GIVEN PROBLEM: Identify each line holding the string "Dion" and copy it.

ROWS:
+===+
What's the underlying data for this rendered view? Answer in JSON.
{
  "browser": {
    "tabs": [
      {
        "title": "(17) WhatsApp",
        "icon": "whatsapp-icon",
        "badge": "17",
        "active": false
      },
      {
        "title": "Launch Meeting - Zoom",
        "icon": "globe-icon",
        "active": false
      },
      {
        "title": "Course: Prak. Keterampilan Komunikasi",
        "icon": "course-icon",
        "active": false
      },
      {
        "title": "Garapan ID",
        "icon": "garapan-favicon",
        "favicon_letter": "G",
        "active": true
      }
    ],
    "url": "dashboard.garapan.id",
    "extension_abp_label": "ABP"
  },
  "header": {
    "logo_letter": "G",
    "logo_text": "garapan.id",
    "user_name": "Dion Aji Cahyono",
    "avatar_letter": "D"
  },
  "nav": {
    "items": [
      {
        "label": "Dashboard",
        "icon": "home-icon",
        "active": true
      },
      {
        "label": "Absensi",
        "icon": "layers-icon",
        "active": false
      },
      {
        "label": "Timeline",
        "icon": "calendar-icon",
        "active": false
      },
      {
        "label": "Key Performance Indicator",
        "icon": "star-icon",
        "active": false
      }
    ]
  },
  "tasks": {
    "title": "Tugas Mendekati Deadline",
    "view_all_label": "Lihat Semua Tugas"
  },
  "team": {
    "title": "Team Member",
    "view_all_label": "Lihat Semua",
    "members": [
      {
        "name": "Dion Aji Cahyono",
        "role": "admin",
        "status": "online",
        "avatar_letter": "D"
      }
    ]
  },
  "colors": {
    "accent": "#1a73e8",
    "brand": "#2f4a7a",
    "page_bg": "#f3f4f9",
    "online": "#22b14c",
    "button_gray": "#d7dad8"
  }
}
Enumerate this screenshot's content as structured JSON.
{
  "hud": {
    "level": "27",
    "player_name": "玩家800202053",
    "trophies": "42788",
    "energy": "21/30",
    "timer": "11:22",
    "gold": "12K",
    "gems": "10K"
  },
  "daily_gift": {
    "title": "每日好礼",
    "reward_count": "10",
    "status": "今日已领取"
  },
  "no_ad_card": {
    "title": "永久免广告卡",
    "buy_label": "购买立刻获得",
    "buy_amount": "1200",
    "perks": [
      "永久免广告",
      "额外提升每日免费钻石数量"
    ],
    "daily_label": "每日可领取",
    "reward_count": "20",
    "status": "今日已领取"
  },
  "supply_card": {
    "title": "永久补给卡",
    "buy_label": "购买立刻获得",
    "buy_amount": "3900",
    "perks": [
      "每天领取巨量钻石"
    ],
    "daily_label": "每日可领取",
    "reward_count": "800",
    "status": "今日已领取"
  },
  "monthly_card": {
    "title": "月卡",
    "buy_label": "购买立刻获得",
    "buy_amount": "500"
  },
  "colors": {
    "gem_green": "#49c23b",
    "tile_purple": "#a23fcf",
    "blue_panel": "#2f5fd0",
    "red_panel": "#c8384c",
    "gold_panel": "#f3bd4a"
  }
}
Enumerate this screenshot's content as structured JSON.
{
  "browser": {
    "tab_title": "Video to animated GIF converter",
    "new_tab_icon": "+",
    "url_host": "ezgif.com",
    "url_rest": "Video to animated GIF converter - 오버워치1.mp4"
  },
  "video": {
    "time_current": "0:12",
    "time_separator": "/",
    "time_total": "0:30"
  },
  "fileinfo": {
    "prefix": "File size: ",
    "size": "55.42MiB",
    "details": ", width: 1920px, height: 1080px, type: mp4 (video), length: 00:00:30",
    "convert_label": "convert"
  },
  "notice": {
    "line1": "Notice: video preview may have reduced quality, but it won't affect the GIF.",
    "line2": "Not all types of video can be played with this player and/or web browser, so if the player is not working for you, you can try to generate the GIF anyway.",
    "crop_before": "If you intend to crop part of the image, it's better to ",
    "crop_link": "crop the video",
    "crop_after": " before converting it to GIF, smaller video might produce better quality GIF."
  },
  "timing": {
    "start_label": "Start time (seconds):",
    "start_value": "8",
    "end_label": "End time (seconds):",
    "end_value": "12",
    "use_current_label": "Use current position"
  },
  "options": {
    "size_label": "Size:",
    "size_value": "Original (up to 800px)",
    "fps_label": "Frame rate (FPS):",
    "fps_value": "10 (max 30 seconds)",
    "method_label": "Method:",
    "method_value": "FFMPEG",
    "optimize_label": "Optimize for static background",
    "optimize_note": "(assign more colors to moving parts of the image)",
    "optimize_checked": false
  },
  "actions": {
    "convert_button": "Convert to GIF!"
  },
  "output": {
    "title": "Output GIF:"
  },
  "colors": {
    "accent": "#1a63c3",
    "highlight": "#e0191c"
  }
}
+===+
WRITTEN REPLY:
    "user_name": "Dion Aji Cahyono",
        "name": "Dion Aji Cahyono",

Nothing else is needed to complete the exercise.